Task statement => Output all entries verbatim. Skip pictures.

[Stored entries]
--*--

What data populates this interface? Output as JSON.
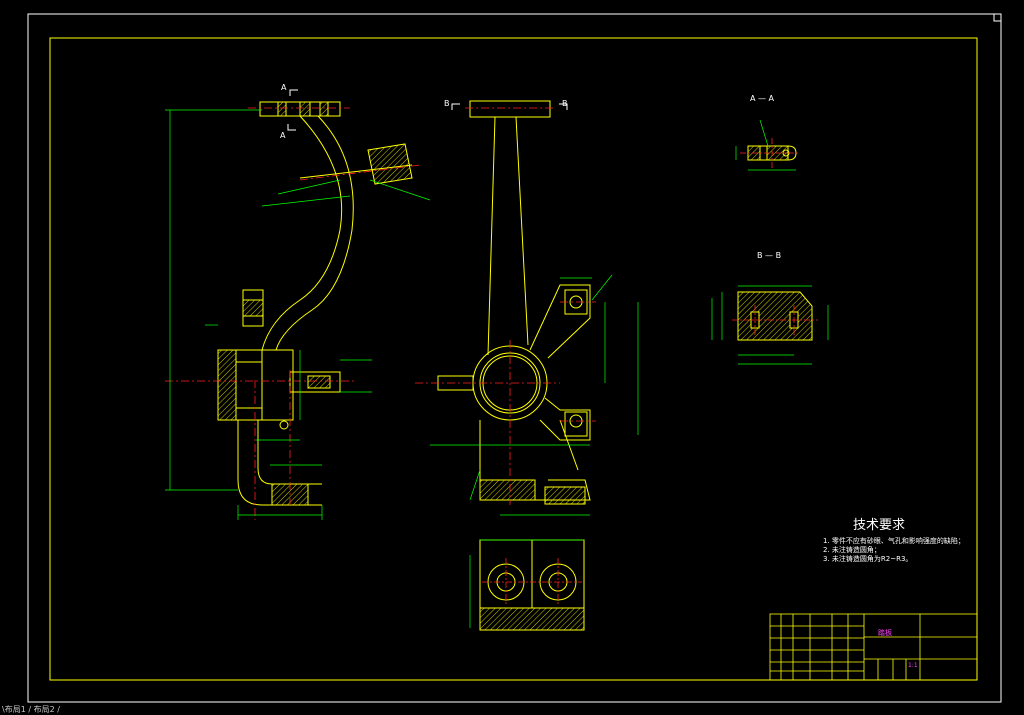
{
  "drawing": {
    "section_a_label": "A — A",
    "section_b_label": "B — B",
    "cut_a": "A",
    "cut_b": "B",
    "tech_title": "技术要求",
    "tech_lines": [
      "1. 零件不应有砂眼、气孔和影响强度的缺陷；",
      "2. 未注铸造圆角；",
      "3. 未注铸造圆角为R2~R3。"
    ],
    "title_block": {
      "part_name": "踏板",
      "scale": "1:1"
    },
    "status_bar": "\\布局1 / 布局2 /"
  },
  "colors": {
    "outline": "#ffff00",
    "frame": "#ffffff",
    "center": "#ff2020",
    "dimension": "#00ff00",
    "text": "#ff40ff"
  }
}
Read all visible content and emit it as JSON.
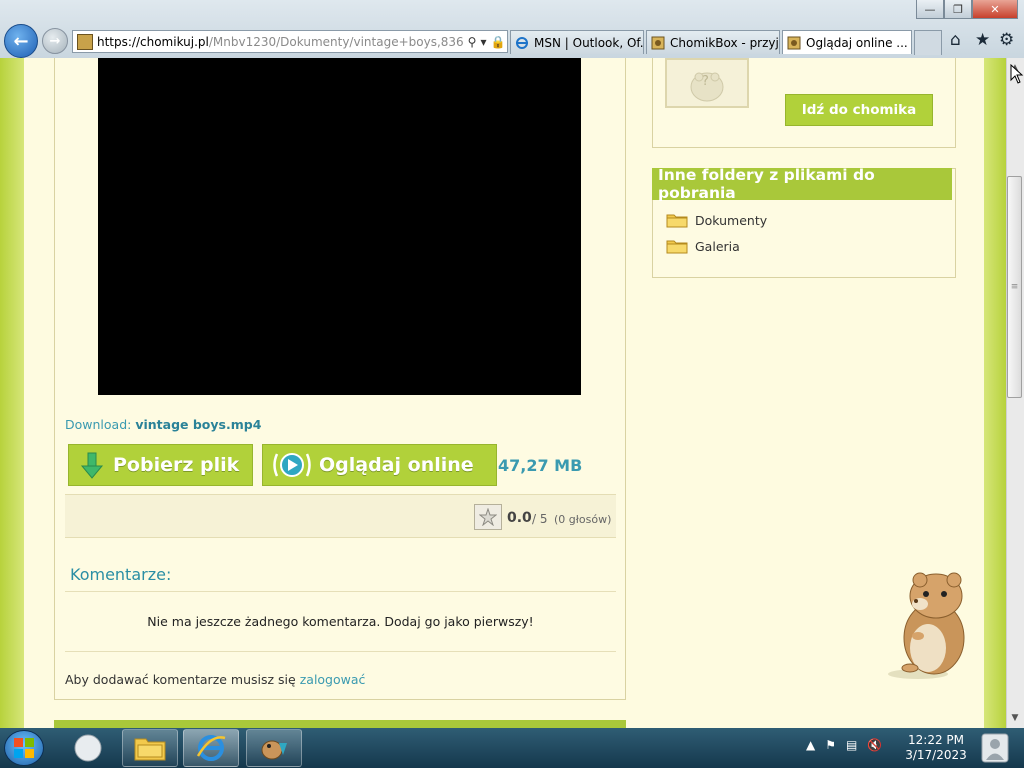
{
  "browser": {
    "address": {
      "host": "https://chomikuj.pl",
      "path": "/Mnbv1230/Dokumenty/vintage+boys,836"
    },
    "tabs": [
      {
        "label": "MSN | Outlook, Of...",
        "icon": "ie-icon"
      },
      {
        "label": "ChomikBox - przyj...",
        "icon": "chomik-icon"
      },
      {
        "label": "Oglądaj online ...",
        "icon": "chomik-icon",
        "active": true
      }
    ],
    "window_buttons": [
      "minimize",
      "maximize",
      "close"
    ]
  },
  "page": {
    "download_prefix": "Download:",
    "download_filename": "vintage boys.mp4",
    "pobierz_label": "Pobierz plik",
    "ogladaj_label": "Oglądaj online",
    "file_size": "47,27 MB",
    "rating": {
      "score": "0.0",
      "max": "/ 5",
      "votes": "(0 głosów)"
    },
    "comments": {
      "heading": "Komentarze:",
      "empty_message": "Nie ma jeszcze żadnego komentarza. Dodaj go jako pierwszy!",
      "login_prefix": "Aby dodawać komentarze musisz się",
      "login_link": "zalogować"
    },
    "sidebar": {
      "avatar_mark": "?",
      "idz_button": "Idź do chomika",
      "folders_heading": "Inne foldery z plikami do pobrania",
      "folders": [
        "Dokumenty",
        "Galeria"
      ]
    }
  },
  "taskbar": {
    "clock_time": "12:22 PM",
    "clock_date": "3/17/2023"
  },
  "colors": {
    "accent_green": "#b1d13a",
    "link_teal": "#3a9ab0",
    "page_bg": "#fefbe0"
  }
}
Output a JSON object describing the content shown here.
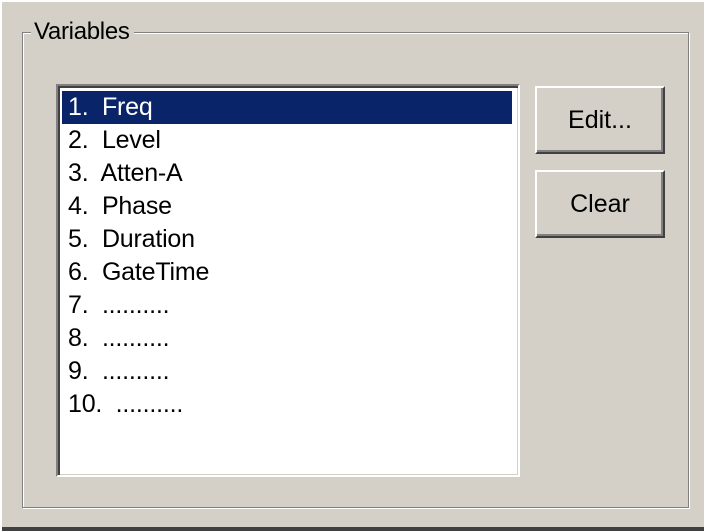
{
  "variables_group": {
    "title": "Variables",
    "items": [
      {
        "label": "1.  Freq",
        "selected": true
      },
      {
        "label": "2.  Level",
        "selected": false
      },
      {
        "label": "3.  Atten-A",
        "selected": false
      },
      {
        "label": "4.  Phase",
        "selected": false
      },
      {
        "label": "5.  Duration",
        "selected": false
      },
      {
        "label": "6.  GateTime",
        "selected": false
      },
      {
        "label": "7.  ..........",
        "selected": false
      },
      {
        "label": "8.  ..........",
        "selected": false
      },
      {
        "label": "9.  ..........",
        "selected": false
      },
      {
        "label": "10.  ..........",
        "selected": false
      }
    ]
  },
  "buttons": {
    "edit_label": "Edit...",
    "clear_label": "Clear"
  },
  "colors": {
    "dialog_background": "#d4d0c8",
    "selection_background": "#0a246a",
    "selection_text": "#ffffff"
  }
}
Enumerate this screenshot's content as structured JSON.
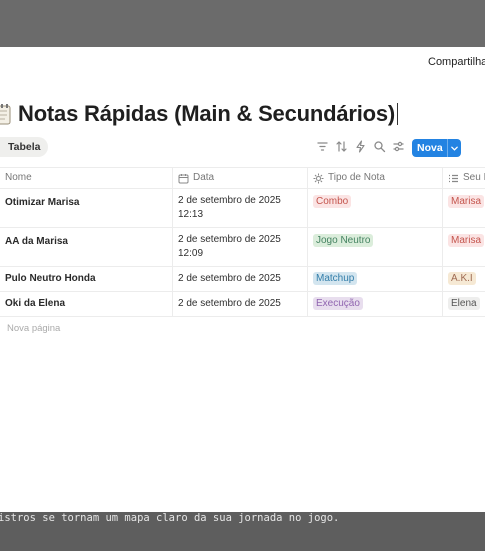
{
  "header": {
    "share_label": "Compartilhar"
  },
  "page": {
    "title": "Notas Rápidas (Main & Secundários)"
  },
  "view": {
    "tab_label": "Tabela"
  },
  "toolbar": {
    "icons": [
      "filter-icon",
      "sort-icon",
      "automation-icon",
      "search-icon",
      "settings-icon"
    ],
    "new_label": "Nova"
  },
  "table": {
    "columns": [
      {
        "label": "Nome",
        "icon": "none"
      },
      {
        "label": "Data",
        "icon": "calendar-icon"
      },
      {
        "label": "Tipo de Nota",
        "icon": "select-icon"
      },
      {
        "label": "Seu P",
        "icon": "list-icon"
      }
    ],
    "rows": [
      {
        "name": "Otimizar Marisa",
        "date": "2 de setembro de 2025",
        "time": "12:13",
        "type": {
          "label": "Combo",
          "bg": "#fbe4e4",
          "fg": "#c4554d"
        },
        "char": {
          "label": "Marisa",
          "bg": "#fbe4e4",
          "fg": "#c4554d"
        }
      },
      {
        "name": "AA da Marisa",
        "date": "2 de setembro de 2025",
        "time": "12:09",
        "type": {
          "label": "Jogo Neutro",
          "bg": "#dbeddb",
          "fg": "#448361"
        },
        "char": {
          "label": "Marisa",
          "bg": "#fbe4e4",
          "fg": "#c4554d"
        }
      },
      {
        "name": "Pulo Neutro Honda",
        "date": "2 de setembro de 2025",
        "time": "",
        "type": {
          "label": "Matchup",
          "bg": "#d3e5ef",
          "fg": "#337ea9"
        },
        "char": {
          "label": "A.K.I",
          "bg": "#f6e9d4",
          "fg": "#9f6b53"
        }
      },
      {
        "name": "Oki da Elena",
        "date": "2 de setembro de 2025",
        "time": "",
        "type": {
          "label": "Execução",
          "bg": "#e8deee",
          "fg": "#9065b0"
        },
        "char": {
          "label": "Elena",
          "bg": "#eeeeed",
          "fg": "#555555"
        }
      }
    ],
    "new_page_label": "Nova página"
  },
  "footer": {
    "text": "istros se tornam um mapa claro da sua jornada no jogo."
  }
}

--*--

Right answer =>
What data populates this interface? Output as JSON.
{
  "drawing": {
    "section_a_label": "A — A",
    "section_b_label": "B — B",
    "cut_a": "A",
    "cut_b": "B",
    "tech_title": "技术要求",
    "tech_lines": [
      "1. 零件不应有砂眼、气孔和影响强度的缺陷；",
      "2. 未注铸造圆角；",
      "3. 未注铸造圆角为R2~R3。"
    ],
    "title_block": {
      "part_name": "踏板",
      "scale": "1:1"
    },
    "status_bar": "\\布局1 / 布局2 /"
  },
  "colors": {
    "outline": "#ffff00",
    "frame": "#ffffff",
    "center": "#ff2020",
    "dimension": "#00ff00",
    "text": "#ff40ff"
  }
}
Read all visible content and emit it as JSON.
{
  "browser": {
    "address": {
      "host": "https://chomikuj.pl",
      "path": "/Mnbv1230/Dokumenty/vintage+boys,836"
    },
    "tabs": [
      {
        "label": "MSN | Outlook, Of...",
        "icon": "ie-icon"
      },
      {
        "label": "ChomikBox - przyj...",
        "icon": "chomik-icon"
      },
      {
        "label": "Oglądaj online ...",
        "icon": "chomik-icon",
        "active": true
      }
    ],
    "window_buttons": [
      "minimize",
      "maximize",
      "close"
    ]
  },
  "page": {
    "download_prefix": "Download:",
    "download_filename": "vintage boys.mp4",
    "pobierz_label": "Pobierz plik",
    "ogladaj_label": "Oglądaj online",
    "file_size": "47,27 MB",
    "rating": {
      "score": "0.0",
      "max": "/ 5",
      "votes": "(0 głosów)"
    },
    "comments": {
      "heading": "Komentarze:",
      "empty_message": "Nie ma jeszcze żadnego komentarza. Dodaj go jako pierwszy!",
      "login_prefix": "Aby dodawać komentarze musisz się",
      "login_link": "zalogować"
    },
    "sidebar": {
      "avatar_mark": "?",
      "idz_button": "Idź do chomika",
      "folders_heading": "Inne foldery z plikami do pobrania",
      "folders": [
        "Dokumenty",
        "Galeria"
      ]
    }
  },
  "taskbar": {
    "clock_time": "12:22 PM",
    "clock_date": "3/17/2023"
  },
  "colors": {
    "accent_green": "#b1d13a",
    "link_teal": "#3a9ab0",
    "page_bg": "#fefbe0"
  }
}
Output a JSON object describing the content shown here.
{
  "variables_group": {
    "title": "Variables",
    "items": [
      {
        "label": "1.  Freq",
        "selected": true
      },
      {
        "label": "2.  Level",
        "selected": false
      },
      {
        "label": "3.  Atten-A",
        "selected": false
      },
      {
        "label": "4.  Phase",
        "selected": false
      },
      {
        "label": "5.  Duration",
        "selected": false
      },
      {
        "label": "6.  GateTime",
        "selected": false
      },
      {
        "label": "7.  ..........",
        "selected": false
      },
      {
        "label": "8.  ..........",
        "selected": false
      },
      {
        "label": "9.  ..........",
        "selected": false
      },
      {
        "label": "10.  ..........",
        "selected": false
      }
    ]
  },
  "buttons": {
    "edit_label": "Edit...",
    "clear_label": "Clear"
  },
  "colors": {
    "dialog_background": "#d4d0c8",
    "selection_background": "#0a246a",
    "selection_text": "#ffffff"
  }
}
Enumerate this screenshot's content as structured JSON.
{
  "header": {
    "share_label": "Compartilhar"
  },
  "page": {
    "title": "Notas Rápidas (Main & Secundários)"
  },
  "view": {
    "tab_label": "Tabela"
  },
  "toolbar": {
    "icons": [
      "filter-icon",
      "sort-icon",
      "automation-icon",
      "search-icon",
      "settings-icon"
    ],
    "new_label": "Nova"
  },
  "table": {
    "columns": [
      {
        "label": "Nome",
        "icon": "none"
      },
      {
        "label": "Data",
        "icon": "calendar-icon"
      },
      {
        "label": "Tipo de Nota",
        "icon": "select-icon"
      },
      {
        "label": "Seu P",
        "icon": "list-icon"
      }
    ],
    "rows": [
      {
        "name": "Otimizar Marisa",
        "date": "2 de setembro de 2025",
        "time": "12:13",
        "type": {
          "label": "Combo",
          "bg": "#fbe4e4",
          "fg": "#c4554d"
        },
        "char": {
          "label": "Marisa",
          "bg": "#fbe4e4",
          "fg": "#c4554d"
        }
      },
      {
        "name": "AA da Marisa",
        "date": "2 de setembro de 2025",
        "time": "12:09",
        "type": {
          "label": "Jogo Neutro",
          "bg": "#dbeddb",
          "fg": "#448361"
        },
        "char": {
          "label": "Marisa",
          "bg": "#fbe4e4",
          "fg": "#c4554d"
        }
      },
      {
        "name": "Pulo Neutro Honda",
        "date": "2 de setembro de 2025",
        "time": "",
        "type": {
          "label": "Matchup",
          "bg": "#d3e5ef",
          "fg": "#337ea9"
        },
        "char": {
          "label": "A.K.I",
          "bg": "#f6e9d4",
          "fg": "#9f6b53"
        }
      },
      {
        "name": "Oki da Elena",
        "date": "2 de setembro de 2025",
        "time": "",
        "type": {
          "label": "Execução",
          "bg": "#e8deee",
          "fg": "#9065b0"
        },
        "char": {
          "label": "Elena",
          "bg": "#eeeeed",
          "fg": "#555555"
        }
      }
    ],
    "new_page_label": "Nova página"
  },
  "footer": {
    "text": "istros se tornam um mapa claro da sua jornada no jogo."
  }
}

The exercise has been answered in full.